◆ Written task:
Copy out the rows below word for word, beginning with the line that contains "barb section Ø22 left" and continuing through the line that contains "svg-text:80: 80 (106, 248, 126, 268)", both included.

◆ Material to process:
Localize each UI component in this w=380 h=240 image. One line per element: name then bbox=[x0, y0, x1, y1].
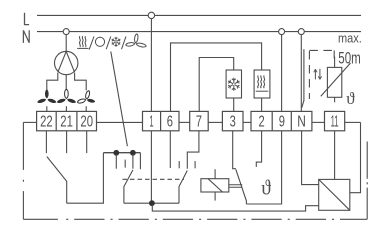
gang coupling dashed link bbox=[123, 178, 185, 180]
mode selector pointer wire bbox=[111, 52, 128, 147]
heat-cool switch arm bbox=[179, 171, 187, 204]
fan speed switch arm bbox=[47, 157, 67, 204]
wire motor to fan speed 2 bbox=[65, 75, 67, 91]
mode symbol heating bbox=[77, 36, 88, 48]
relay coil bottom lead bbox=[214, 192, 216, 201]
wire terminal 2 contact hook bbox=[256, 131, 261, 167]
junction dot bar left bbox=[113, 150, 119, 156]
mode separator slash 3 bbox=[122, 36, 127, 49]
wire heater to terminal 2 bbox=[261, 98, 263, 111]
terminal block 22 21 20 bbox=[37, 111, 97, 130]
wire L supply line bbox=[37, 14, 361, 16]
mode separator slash 2 bbox=[106, 36, 111, 49]
svg-text:ϑ: ϑ bbox=[346, 89, 355, 108]
relay switch arm bbox=[236, 169, 247, 204]
wire N to fan motor bbox=[65, 32, 67, 52]
node N label bbox=[23, 30, 29, 43]
wire L to terminal 1 bbox=[150, 19, 152, 112]
wire terminal 6 contact bbox=[169, 131, 171, 168]
wire lower rail to isolator bbox=[152, 205, 318, 212]
mode symbol fan (propeller outline) bbox=[126, 34, 146, 47]
relay coil box bbox=[201, 179, 229, 192]
svg-text:N: N bbox=[297, 114, 306, 131]
svg-text:6: 6 bbox=[167, 114, 173, 131]
terminal box 7 bbox=[190, 111, 209, 130]
fan motor M1 blades bbox=[58, 51, 75, 72]
wire right loop to isolator bbox=[350, 122, 361, 192]
relay actuator link bbox=[229, 185, 243, 188]
enclosure dash-dot border bottom bbox=[23, 218, 367, 220]
isolator diagonal bbox=[319, 179, 350, 210]
svg-text:11: 11 bbox=[331, 114, 339, 131]
junction dot bar right bbox=[130, 150, 136, 156]
terminal strip left entry bbox=[23, 121, 36, 123]
mode separator slash 1 bbox=[89, 36, 94, 49]
junction on N line (terminal N) bbox=[298, 29, 304, 35]
wire cooler to terminal 3 bbox=[233, 98, 235, 111]
wire motor to fan speed 3 bbox=[47, 73, 58, 90]
fan symbol speed 3 (all blades filled) bbox=[37, 89, 56, 103]
wire terminal 7 jog to contact bbox=[187, 131, 199, 169]
relay coil diagonal bbox=[208, 179, 223, 192]
fan motor M1 circle bbox=[54, 51, 77, 74]
fan selector bar right contact bbox=[139, 153, 141, 170]
wire link 6 to 7 bbox=[179, 121, 190, 123]
wire terminal 20 contact stub bbox=[86, 131, 88, 153]
junction dot common rail bbox=[149, 200, 155, 206]
sensor bottom lead bbox=[334, 97, 336, 102]
terminal box 11 bbox=[325, 111, 345, 130]
fan symbol speed 2 (top blade open) bbox=[57, 89, 76, 103]
junction on N line (motor) bbox=[63, 29, 69, 35]
terminal box 3 bbox=[222, 111, 243, 130]
heating valve inner line bbox=[256, 90, 269, 92]
wire fan3 to terminal 22 bbox=[46, 106, 48, 111]
wire terminal 3 down bbox=[233, 131, 236, 169]
enclosure dash-dot border left bbox=[22, 122, 24, 219]
mode switch arm bbox=[124, 170, 133, 203]
svg-text:2: 2 bbox=[259, 114, 265, 131]
contact stub left of 7 bbox=[178, 161, 180, 168]
wire terminal 21 contact stub bbox=[66, 131, 68, 153]
contact stub below right dot bbox=[132, 154, 134, 169]
junction on L line bbox=[148, 12, 154, 18]
heating valve waves bbox=[258, 75, 265, 88]
remote sensor NTC box bbox=[327, 67, 341, 97]
node L label bbox=[24, 13, 29, 25]
wire N supply line bbox=[37, 31, 361, 33]
mode symbol cooling (snowflake) bbox=[112, 37, 121, 47]
svg-text:20: 20 bbox=[80, 114, 93, 131]
sensor top lead bbox=[334, 57, 336, 68]
remote sensor dashed enclosure bbox=[309, 50, 334, 99]
junction on N line (terminal 9) bbox=[279, 29, 285, 35]
fan symbol speed 1 (two blades open) bbox=[78, 91, 96, 103]
wire terminal N to isolator bbox=[302, 131, 319, 185]
svg-text:50m: 50m bbox=[338, 49, 361, 67]
contact stub right of 7 bbox=[194, 161, 196, 168]
wire fan1 to terminal 20 bbox=[85, 106, 87, 111]
cooling valve box bbox=[226, 70, 241, 98]
wire rail to terminal 9 bbox=[246, 131, 281, 204]
contact stub below bar middle bbox=[124, 160, 126, 168]
wire motor to fan speed 1 bbox=[75, 73, 87, 91]
wire link 3 to 2 bbox=[243, 121, 251, 123]
wire link 20 to 1 bbox=[97, 121, 143, 123]
wire terminal 1 down bbox=[150, 131, 152, 203]
svg-text:9: 9 bbox=[279, 114, 285, 131]
wire arm to selector bar bbox=[67, 153, 104, 204]
wire bracket terminal 7 to cooler bbox=[199, 58, 234, 112]
svg-text:ϑ: ϑ bbox=[261, 176, 271, 200]
wire link N to 11 bbox=[312, 121, 325, 123]
heating valve box bbox=[254, 70, 270, 98]
svg-text:22: 22 bbox=[40, 114, 53, 131]
contact stub below left dot bbox=[115, 154, 117, 169]
svg-text:1: 1 bbox=[149, 114, 153, 131]
svg-text:max.: max. bbox=[338, 31, 362, 46]
sensor adjust arrows bbox=[314, 69, 322, 80]
svg-text:3: 3 bbox=[230, 114, 236, 131]
svg-text:7: 7 bbox=[196, 114, 202, 131]
wire N to terminal N bbox=[300, 35, 302, 112]
wire bracket terminal 6 to heater bbox=[171, 43, 262, 112]
wire terminal 22 contact stub bbox=[45, 131, 47, 153]
enclosure dash-dot border right bbox=[366, 142, 368, 220]
wire common rail left bbox=[124, 202, 179, 204]
fan selector bar bbox=[103, 152, 140, 154]
terminal block 1 6 bbox=[143, 111, 180, 130]
wire link 11 to right loop bbox=[345, 121, 361, 123]
relay coil top lead bbox=[214, 169, 216, 179]
terminal block 2 9 N bbox=[251, 111, 312, 130]
wire link 7 to 3 bbox=[208, 121, 222, 123]
wire fan2 to terminal 21 bbox=[65, 106, 67, 111]
mode symbol off (circle) bbox=[95, 37, 104, 46]
remote sensor NTC diagonal bbox=[321, 63, 351, 96]
isolator output box bbox=[319, 179, 350, 210]
sensor cable wire to terminal N bbox=[302, 49, 304, 107]
wire terminal 11 to isolator bbox=[334, 131, 336, 180]
svg-text:21: 21 bbox=[60, 114, 73, 131]
cooling valve snowflake bbox=[228, 78, 239, 91]
wire N to terminal 9 bbox=[281, 35, 283, 112]
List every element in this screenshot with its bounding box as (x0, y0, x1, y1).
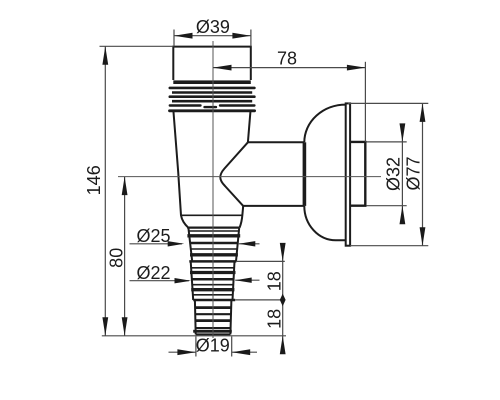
barb section Ø22 left edge (191, 261, 194, 300)
cup rib 1 (170, 87, 255, 90)
dim line 78 (213, 67, 365, 69)
arrow Ø19 left outside (177, 349, 196, 355)
ext line Ø77 top (348, 102, 428, 104)
cup rib 4 (172, 100, 252, 103)
barb step 1 (189, 260, 236, 263)
barb Ø25 rib bar e (190, 253, 238, 256)
junction notch (220, 142, 248, 206)
svg-text:80: 80 (106, 248, 126, 268)
ext line 18 upper (236, 260, 284, 262)
dim line 146 (104, 46, 106, 336)
arrow 78 left (213, 65, 232, 71)
arrow Ø77 top (420, 103, 426, 122)
pipe top edge (248, 141, 304, 143)
center line vertical (212, 41, 214, 338)
barb Ø22 rib line thin d (192, 284, 233, 286)
ext line Ø32 bottom (366, 205, 406, 207)
barb Ø22 rib bar e (191, 288, 234, 291)
barb bottom protruding bar (193, 330, 232, 333)
cup rib 5 segmented (170, 106, 255, 108)
dim line 18 (282, 250, 284, 353)
arrow 80 bottom (122, 317, 128, 336)
cup rib 6 bottom (170, 109, 255, 112)
barb bottom edge (196, 333, 231, 335)
barb section Ø22 right edge (233, 261, 235, 300)
barb Ø22 rib bar b (190, 271, 236, 274)
dome rim (346, 103, 350, 245)
barb step 2 (193, 299, 235, 302)
arrow Ø32 top (400, 123, 406, 141)
outlet stub Ø32 (350, 142, 365, 206)
arrow Ø25 leader (168, 241, 185, 246)
barb Ø19 rib line b (195, 313, 231, 315)
arrow 80 top (122, 177, 128, 196)
svg-text:146: 146 (84, 165, 104, 195)
barb Ø25 rib line thin d (191, 248, 237, 250)
collar line 2 (187, 227, 239, 229)
arrow Ø39 right (232, 33, 251, 39)
arrow Ø22 leader (175, 278, 192, 283)
pipe bottom edge (243, 205, 304, 207)
dim line Ø19 right tail (232, 351, 257, 353)
barb Ø25 rib bar b (187, 234, 240, 237)
body left edge (174, 112, 189, 228)
dome top arc (304, 105, 346, 143)
center line horizontal (118, 176, 381, 178)
barb Ø22 rib line thin f (193, 294, 233, 296)
leader Ø22 right tail (235, 279, 259, 281)
leader Ø25 right tail (239, 243, 260, 245)
svg-text:Ø39: Ø39 (196, 17, 230, 37)
barb Ø19 rib line d (196, 327, 231, 329)
cup rib 3 (170, 95, 255, 98)
leader Ø22 (130, 280, 190, 282)
ext line 146 top (100, 45, 174, 47)
arrow Ø19 right outside (232, 349, 251, 355)
ext line Ø39 right (250, 30, 252, 47)
arrow 146 bottom (102, 317, 108, 336)
svg-text:Ø19: Ø19 (196, 335, 230, 355)
arrow 146 top (102, 46, 108, 65)
svg-text:18: 18 (265, 309, 285, 329)
body right edge upper (248, 112, 251, 142)
barb Ø25 rib line thin a (189, 230, 239, 232)
body right edge lower (240, 206, 244, 228)
ext line Ø19 left (195, 337, 197, 357)
svg-text:Ø22: Ø22 (137, 263, 171, 283)
ext line Ø39 left (173, 30, 175, 47)
ext line Ø32 top (366, 141, 406, 143)
ext line 78 right (364, 62, 366, 142)
cup thick band (173, 80, 251, 84)
ext line Ø19 right (231, 337, 233, 357)
dim line Ø77 (422, 103, 424, 245)
svg-text:Ø32: Ø32 (384, 157, 404, 191)
ext line 18 middle (235, 299, 285, 301)
collar line 1 (181, 214, 242, 216)
arrow 18 middle diamond (280, 294, 286, 307)
arrow Ø32 bottom (400, 206, 406, 225)
barb Ø22 rib line thin a (191, 267, 234, 269)
svg-text:Ø77: Ø77 (403, 156, 423, 190)
dome bottom arc (304, 206, 345, 240)
barb Ø22 rib line c (192, 278, 234, 281)
barb section Ø19 right edge (230, 300, 231, 334)
barb section Ø19 left edge (194, 300, 197, 334)
svg-text:18: 18 (265, 271, 285, 291)
cup outline Ø39 top (173, 47, 251, 80)
arrow 78 right (347, 65, 366, 71)
dim line Ø19 left tail (169, 351, 196, 353)
barb section Ø25 left edge (188, 228, 192, 262)
dim line Ø32 (401, 126, 403, 221)
leader Ø25 (130, 243, 183, 245)
arrow Ø25 right (239, 241, 256, 246)
dome left thick edge (303, 142, 307, 206)
dim line 80 (124, 177, 126, 336)
arrow 18 top outside (280, 243, 286, 262)
cup rib 2 (172, 91, 252, 94)
arrow 18 bottom outside (280, 336, 286, 355)
barb Ø25 rib line c (190, 242, 238, 245)
ext line bottom shared (102, 335, 286, 337)
svg-text:78: 78 (277, 49, 297, 69)
dim line Ø39 (174, 35, 251, 37)
ext line Ø77 bottom (350, 245, 428, 247)
arrow Ø77 bottom (420, 227, 426, 246)
barb Ø19 rib line c (195, 319, 231, 322)
arrow Ø22 right (235, 278, 252, 283)
svg-text:Ø25: Ø25 (137, 226, 171, 246)
barb section Ø25 right edge (236, 228, 239, 262)
arrow Ø39 left (174, 33, 193, 39)
barb Ø19 rib line a (195, 306, 231, 309)
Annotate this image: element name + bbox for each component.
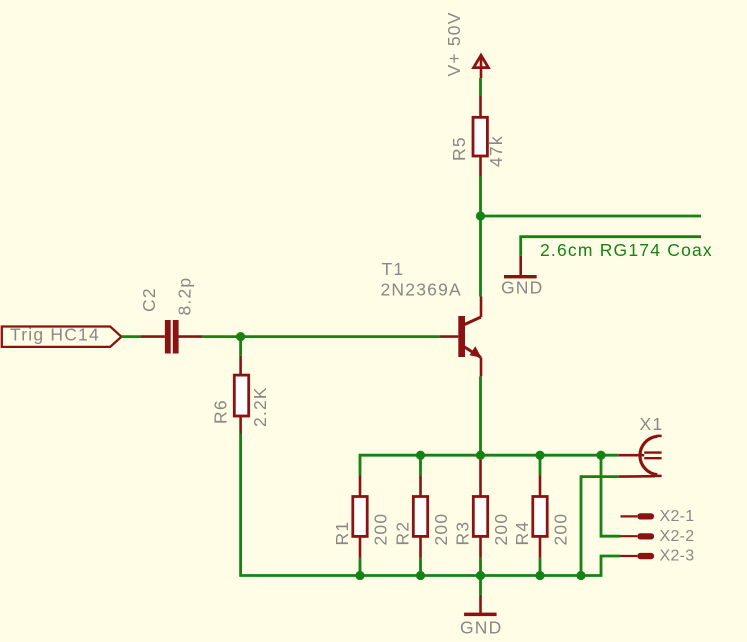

◆ Solution to the exercise:
barb section Ø22 left edge (191, 261, 194, 300)
cup rib 1 (170, 87, 255, 90)
dim line 78 (213, 67, 365, 69)
arrow Ø19 left outside (177, 349, 196, 355)
ext line Ø77 top (348, 102, 428, 104)
cup rib 4 (172, 100, 252, 103)
barb step 1 (189, 260, 236, 263)
barb Ø25 rib bar e (190, 253, 238, 256)
junction notch (220, 142, 248, 206)
svg-text:80: 80 (106, 248, 126, 268)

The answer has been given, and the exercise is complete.